** Begin Dataset records **

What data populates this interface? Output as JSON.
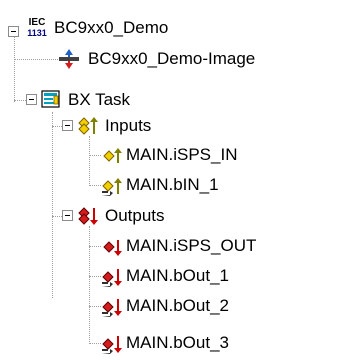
{
  "tree": {
    "root": {
      "label": "BC9xx0_Demo",
      "icon": "iec-1131-icon",
      "icon_text_top": "IEC",
      "icon_text_bottom": "1131"
    },
    "image": {
      "label": "BC9xx0_Demo-Image",
      "icon": "plc-image-icon"
    },
    "task": {
      "label": "BX Task",
      "icon": "task-icon"
    },
    "inputs": {
      "label": "Inputs",
      "icon": "inputs-folder-icon"
    },
    "input_items": [
      {
        "label": "MAIN.iSPS_IN",
        "icon": "input-variable-icon"
      },
      {
        "label": "MAIN.bIN_1",
        "icon": "linked-input-variable-icon"
      }
    ],
    "outputs": {
      "label": "Outputs",
      "icon": "outputs-folder-icon"
    },
    "output_items": [
      {
        "label": "MAIN.iSPS_OUT",
        "icon": "output-variable-icon"
      },
      {
        "label": "MAIN.bOut_1",
        "icon": "linked-output-variable-icon"
      },
      {
        "label": "MAIN.bOut_2",
        "icon": "linked-output-variable-icon"
      },
      {
        "label": "MAIN.bOut_3",
        "icon": "linked-output-variable-icon"
      }
    ]
  },
  "colors": {
    "input_arrow": "#808000",
    "output_arrow": "#cc0000",
    "task_icon": "#00a0c0",
    "iec_blue": "#000080"
  }
}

** End Dataset records **

■ Aim of the exercise: Copy the material above in full and exactly, skipping pictures.

■ Solution to this problem:
What data populates this interface? Output as JSON.
{
  "tree": {
    "root": {
      "label": "BC9xx0_Demo",
      "icon": "iec-1131-icon",
      "icon_text_top": "IEC",
      "icon_text_bottom": "1131"
    },
    "image": {
      "label": "BC9xx0_Demo-Image",
      "icon": "plc-image-icon"
    },
    "task": {
      "label": "BX Task",
      "icon": "task-icon"
    },
    "inputs": {
      "label": "Inputs",
      "icon": "inputs-folder-icon"
    },
    "input_items": [
      {
        "label": "MAIN.iSPS_IN",
        "icon": "input-variable-icon"
      },
      {
        "label": "MAIN.bIN_1",
        "icon": "linked-input-variable-icon"
      }
    ],
    "outputs": {
      "label": "Outputs",
      "icon": "outputs-folder-icon"
    },
    "output_items": [
      {
        "label": "MAIN.iSPS_OUT",
        "icon": "output-variable-icon"
      },
      {
        "label": "MAIN.bOut_1",
        "icon": "linked-output-variable-icon"
      },
      {
        "label": "MAIN.bOut_2",
        "icon": "linked-output-variable-icon"
      },
      {
        "label": "MAIN.bOut_3",
        "icon": "linked-output-variable-icon"
      }
    ]
  },
  "colors": {
    "input_arrow": "#808000",
    "output_arrow": "#cc0000",
    "task_icon": "#00a0c0",
    "iec_blue": "#000080"
  }
}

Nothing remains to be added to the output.